Problem to work on:
From the entries provided below, copy each line that contains the word "городов".
##### Input #####
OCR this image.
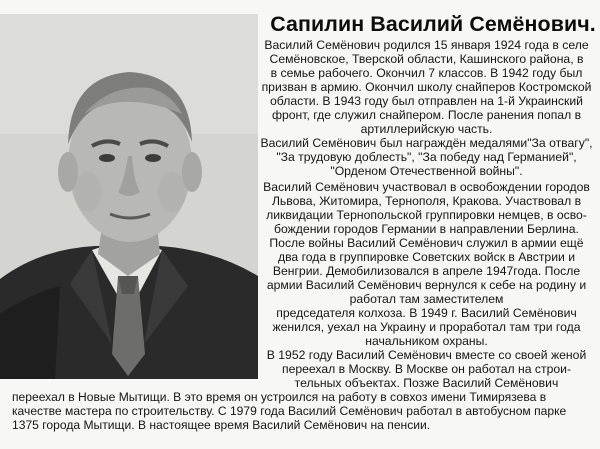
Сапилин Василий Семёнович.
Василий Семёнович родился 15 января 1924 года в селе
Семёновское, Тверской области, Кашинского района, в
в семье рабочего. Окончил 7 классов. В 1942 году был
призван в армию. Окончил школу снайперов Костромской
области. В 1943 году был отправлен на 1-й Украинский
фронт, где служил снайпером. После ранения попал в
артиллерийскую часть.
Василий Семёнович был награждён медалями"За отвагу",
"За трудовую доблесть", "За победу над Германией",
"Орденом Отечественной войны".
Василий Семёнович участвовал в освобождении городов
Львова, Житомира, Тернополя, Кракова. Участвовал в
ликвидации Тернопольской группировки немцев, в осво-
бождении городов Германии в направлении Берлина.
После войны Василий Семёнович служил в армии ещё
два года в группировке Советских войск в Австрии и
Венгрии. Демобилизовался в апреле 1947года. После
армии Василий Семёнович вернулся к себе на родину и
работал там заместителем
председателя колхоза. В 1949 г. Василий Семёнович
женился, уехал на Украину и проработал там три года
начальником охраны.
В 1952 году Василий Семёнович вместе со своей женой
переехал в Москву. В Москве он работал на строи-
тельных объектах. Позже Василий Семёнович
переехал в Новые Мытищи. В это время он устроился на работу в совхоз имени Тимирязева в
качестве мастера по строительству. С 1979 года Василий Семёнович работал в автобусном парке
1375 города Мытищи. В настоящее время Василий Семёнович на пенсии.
#####
Result:
Василий Семёнович участвовал в освобождении городов
бождении городов Германии в направлении Берлина.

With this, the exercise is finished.